▶

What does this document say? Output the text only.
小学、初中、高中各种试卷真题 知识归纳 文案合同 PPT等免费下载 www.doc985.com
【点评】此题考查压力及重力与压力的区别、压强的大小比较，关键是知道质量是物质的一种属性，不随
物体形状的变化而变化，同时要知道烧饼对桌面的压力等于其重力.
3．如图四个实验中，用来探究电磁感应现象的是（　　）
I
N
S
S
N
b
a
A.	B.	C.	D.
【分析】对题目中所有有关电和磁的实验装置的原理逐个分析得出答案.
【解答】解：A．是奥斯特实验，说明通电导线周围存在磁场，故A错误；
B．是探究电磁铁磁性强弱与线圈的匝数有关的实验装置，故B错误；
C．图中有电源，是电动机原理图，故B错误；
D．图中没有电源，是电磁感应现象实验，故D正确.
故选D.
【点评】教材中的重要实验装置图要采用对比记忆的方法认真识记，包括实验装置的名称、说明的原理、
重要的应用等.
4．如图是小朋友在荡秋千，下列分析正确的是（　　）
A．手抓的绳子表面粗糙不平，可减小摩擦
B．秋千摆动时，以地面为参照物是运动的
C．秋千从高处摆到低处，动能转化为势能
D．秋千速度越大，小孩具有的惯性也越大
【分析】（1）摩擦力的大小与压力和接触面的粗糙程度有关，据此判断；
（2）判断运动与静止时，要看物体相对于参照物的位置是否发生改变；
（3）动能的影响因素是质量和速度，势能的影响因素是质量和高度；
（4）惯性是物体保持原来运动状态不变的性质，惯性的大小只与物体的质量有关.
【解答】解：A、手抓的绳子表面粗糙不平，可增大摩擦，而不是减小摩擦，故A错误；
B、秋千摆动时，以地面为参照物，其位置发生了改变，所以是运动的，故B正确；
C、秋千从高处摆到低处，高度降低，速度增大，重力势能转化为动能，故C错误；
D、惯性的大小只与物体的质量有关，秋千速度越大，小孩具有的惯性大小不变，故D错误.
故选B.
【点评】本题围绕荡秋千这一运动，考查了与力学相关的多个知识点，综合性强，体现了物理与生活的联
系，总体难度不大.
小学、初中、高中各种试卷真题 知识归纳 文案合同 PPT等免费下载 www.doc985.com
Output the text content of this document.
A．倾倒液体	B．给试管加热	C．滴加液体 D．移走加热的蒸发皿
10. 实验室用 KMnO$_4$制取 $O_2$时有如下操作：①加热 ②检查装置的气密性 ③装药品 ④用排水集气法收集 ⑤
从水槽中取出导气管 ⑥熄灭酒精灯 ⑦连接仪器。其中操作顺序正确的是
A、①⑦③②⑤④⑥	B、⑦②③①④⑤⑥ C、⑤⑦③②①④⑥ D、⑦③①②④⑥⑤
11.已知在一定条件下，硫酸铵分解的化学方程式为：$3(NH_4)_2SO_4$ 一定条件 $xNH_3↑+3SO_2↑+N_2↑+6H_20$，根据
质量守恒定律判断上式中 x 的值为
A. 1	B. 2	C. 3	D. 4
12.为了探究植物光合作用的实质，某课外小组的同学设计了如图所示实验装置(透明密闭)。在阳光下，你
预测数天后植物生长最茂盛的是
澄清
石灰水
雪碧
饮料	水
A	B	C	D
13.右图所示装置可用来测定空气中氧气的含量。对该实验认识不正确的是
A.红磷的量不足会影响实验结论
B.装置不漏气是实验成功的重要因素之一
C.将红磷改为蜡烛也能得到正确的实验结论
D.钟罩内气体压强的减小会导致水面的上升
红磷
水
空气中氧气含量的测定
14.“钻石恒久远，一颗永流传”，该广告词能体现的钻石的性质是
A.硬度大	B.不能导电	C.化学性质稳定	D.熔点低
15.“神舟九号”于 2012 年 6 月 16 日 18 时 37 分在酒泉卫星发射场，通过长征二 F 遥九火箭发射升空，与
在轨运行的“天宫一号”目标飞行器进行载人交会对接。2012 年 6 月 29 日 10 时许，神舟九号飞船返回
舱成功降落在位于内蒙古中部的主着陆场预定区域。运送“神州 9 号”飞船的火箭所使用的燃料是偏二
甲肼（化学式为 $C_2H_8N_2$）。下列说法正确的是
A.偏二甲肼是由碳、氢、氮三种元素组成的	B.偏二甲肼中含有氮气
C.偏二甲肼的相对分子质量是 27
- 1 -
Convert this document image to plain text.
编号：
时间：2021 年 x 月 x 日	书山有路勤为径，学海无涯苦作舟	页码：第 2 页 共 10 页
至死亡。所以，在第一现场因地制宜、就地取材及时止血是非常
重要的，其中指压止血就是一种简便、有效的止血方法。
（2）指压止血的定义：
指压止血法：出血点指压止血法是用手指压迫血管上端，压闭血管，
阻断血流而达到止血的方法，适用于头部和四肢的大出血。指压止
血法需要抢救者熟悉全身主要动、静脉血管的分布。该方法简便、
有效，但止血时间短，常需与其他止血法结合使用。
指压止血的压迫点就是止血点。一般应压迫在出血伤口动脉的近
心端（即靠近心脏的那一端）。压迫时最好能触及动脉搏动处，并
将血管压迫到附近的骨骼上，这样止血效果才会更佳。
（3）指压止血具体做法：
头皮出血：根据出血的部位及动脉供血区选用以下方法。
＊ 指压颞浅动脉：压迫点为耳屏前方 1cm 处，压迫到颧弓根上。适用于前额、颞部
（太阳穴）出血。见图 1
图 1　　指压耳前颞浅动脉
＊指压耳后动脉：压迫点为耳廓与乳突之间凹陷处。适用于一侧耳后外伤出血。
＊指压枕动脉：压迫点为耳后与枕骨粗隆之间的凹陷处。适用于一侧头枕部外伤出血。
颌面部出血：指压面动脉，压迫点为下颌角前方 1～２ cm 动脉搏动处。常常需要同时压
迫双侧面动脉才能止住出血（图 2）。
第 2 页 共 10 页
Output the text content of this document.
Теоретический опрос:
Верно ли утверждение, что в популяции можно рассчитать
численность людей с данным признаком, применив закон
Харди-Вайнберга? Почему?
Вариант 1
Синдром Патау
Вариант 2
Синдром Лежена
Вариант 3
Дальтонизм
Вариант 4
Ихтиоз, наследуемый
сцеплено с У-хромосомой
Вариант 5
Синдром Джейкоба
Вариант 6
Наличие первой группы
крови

◀

Print every record exactly as it was given.

» RESPONSE
What does this document say? Output the text only.
小学、初中、高中各种试卷真题 知识归纳 文案合同 PPT等免费下载 www.doc985.com
【点评】此题考查压力及重力与压力的区别、压强的大小比较，关键是知道质量是物质的一种属性，不随
物体形状的变化而变化，同时要知道烧饼对桌面的压力等于其重力.
3．如图四个实验中，用来探究电磁感应现象的是（　　）
I
N
S
S
N
b
a
A.	B.	C.	D.
【分析】对题目中所有有关电和磁的实验装置的原理逐个分析得出答案.
【解答】解：A．是奥斯特实验，说明通电导线周围存在磁场，故A错误；
B．是探究电磁铁磁性强弱与线圈的匝数有关的实验装置，故B错误；
C．图中有电源，是电动机原理图，故B错误；
D．图中没有电源，是电磁感应现象实验，故D正确.
故选D.
【点评】教材中的重要实验装置图要采用对比记忆的方法认真识记，包括实验装置的名称、说明的原理、
重要的应用等.
4．如图是小朋友在荡秋千，下列分析正确的是（　　）
A．手抓的绳子表面粗糙不平，可减小摩擦
B．秋千摆动时，以地面为参照物是运动的
C．秋千从高处摆到低处，动能转化为势能
D．秋千速度越大，小孩具有的惯性也越大
【分析】（1）摩擦力的大小与压力和接触面的粗糙程度有关，据此判断；
（2）判断运动与静止时，要看物体相对于参照物的位置是否发生改变；
（3）动能的影响因素是质量和速度，势能的影响因素是质量和高度；
（4）惯性是物体保持原来运动状态不变的性质，惯性的大小只与物体的质量有关.
【解答】解：A、手抓的绳子表面粗糙不平，可增大摩擦，而不是减小摩擦，故A错误；
B、秋千摆动时，以地面为参照物，其位置发生了改变，所以是运动的，故B正确；
C、秋千从高处摆到低处，高度降低，速度增大，重力势能转化为动能，故C错误；
D、惯性的大小只与物体的质量有关，秋千速度越大，小孩具有的惯性大小不变，故D错误.
故选B.
【点评】本题围绕荡秋千这一运动，考查了与力学相关的多个知识点，综合性强，体现了物理与生活的联
系，总体难度不大.
小学、初中、高中各种试卷真题 知识归纳 文案合同 PPT等免费下载 www.doc985.com
Output the text content of this document.
A．倾倒液体	B．给试管加热	C．滴加液体 D．移走加热的蒸发皿
10. 实验室用 KMnO$_4$制取 $O_2$时有如下操作：①加热 ②检查装置的气密性 ③装药品 ④用排水集气法收集 ⑤
从水槽中取出导气管 ⑥熄灭酒精灯 ⑦连接仪器。其中操作顺序正确的是
A、①⑦③②⑤④⑥	B、⑦②③①④⑤⑥ C、⑤⑦③②①④⑥ D、⑦③①②④⑥⑤
11.已知在一定条件下，硫酸铵分解的化学方程式为：$3(NH_4)_2SO_4$ 一定条件 $xNH_3↑+3SO_2↑+N_2↑+6H_20$，根据
质量守恒定律判断上式中 x 的值为
A. 1	B. 2	C. 3	D. 4
12.为了探究植物光合作用的实质，某课外小组的同学设计了如图所示实验装置(透明密闭)。在阳光下，你
预测数天后植物生长最茂盛的是
澄清
石灰水
雪碧
饮料	水
A	B	C	D
13.右图所示装置可用来测定空气中氧气的含量。对该实验认识不正确的是
A.红磷的量不足会影响实验结论
B.装置不漏气是实验成功的重要因素之一
C.将红磷改为蜡烛也能得到正确的实验结论
D.钟罩内气体压强的减小会导致水面的上升
红磷
水
空气中氧气含量的测定
14.“钻石恒久远，一颗永流传”，该广告词能体现的钻石的性质是
A.硬度大	B.不能导电	C.化学性质稳定	D.熔点低
15.“神舟九号”于 2012 年 6 月 16 日 18 时 37 分在酒泉卫星发射场，通过长征二 F 遥九火箭发射升空，与
在轨运行的“天宫一号”目标飞行器进行载人交会对接。2012 年 6 月 29 日 10 时许，神舟九号飞船返回
舱成功降落在位于内蒙古中部的主着陆场预定区域。运送“神州 9 号”飞船的火箭所使用的燃料是偏二
甲肼（化学式为 $C_2H_8N_2$）。下列说法正确的是
A.偏二甲肼是由碳、氢、氮三种元素组成的	B.偏二甲肼中含有氮气
C.偏二甲肼的相对分子质量是 27
- 1 -
Convert this document image to plain text.
编号：
时间：2021 年 x 月 x 日	书山有路勤为径，学海无涯苦作舟	页码：第 2 页 共 10 页
至死亡。所以，在第一现场因地制宜、就地取材及时止血是非常
重要的，其中指压止血就是一种简便、有效的止血方法。
（2）指压止血的定义：
指压止血法：出血点指压止血法是用手指压迫血管上端，压闭血管，
阻断血流而达到止血的方法，适用于头部和四肢的大出血。指压止
血法需要抢救者熟悉全身主要动、静脉血管的分布。该方法简便、
有效，但止血时间短，常需与其他止血法结合使用。
指压止血的压迫点就是止血点。一般应压迫在出血伤口动脉的近
心端（即靠近心脏的那一端）。压迫时最好能触及动脉搏动处，并
将血管压迫到附近的骨骼上，这样止血效果才会更佳。
（3）指压止血具体做法：
头皮出血：根据出血的部位及动脉供血区选用以下方法。
＊ 指压颞浅动脉：压迫点为耳屏前方 1cm 处，压迫到颧弓根上。适用于前额、颞部
（太阳穴）出血。见图 1
图 1　　指压耳前颞浅动脉
＊指压耳后动脉：压迫点为耳廓与乳突之间凹陷处。适用于一侧耳后外伤出血。
＊指压枕动脉：压迫点为耳后与枕骨粗隆之间的凹陷处。适用于一侧头枕部外伤出血。
颌面部出血：指压面动脉，压迫点为下颌角前方 1～２ cm 动脉搏动处。常常需要同时压
迫双侧面动脉才能止住出血（图 2）。
第 2 页 共 10 页
Output the text content of this document.
Теоретический опрос:
Верно ли утверждение, что в популяции можно рассчитать
численность людей с данным признаком, применив закон
Харди-Вайнберга? Почему?
Вариант 1
Синдром Патау
Вариант 2
Синдром Лежена
Вариант 3
Дальтонизм
Вариант 4
Ихтиоз, наследуемый
сцеплено с У-хромосомой
Вариант 5
Синдром Джейкоба
Вариант 6
Наличие первой группы
крови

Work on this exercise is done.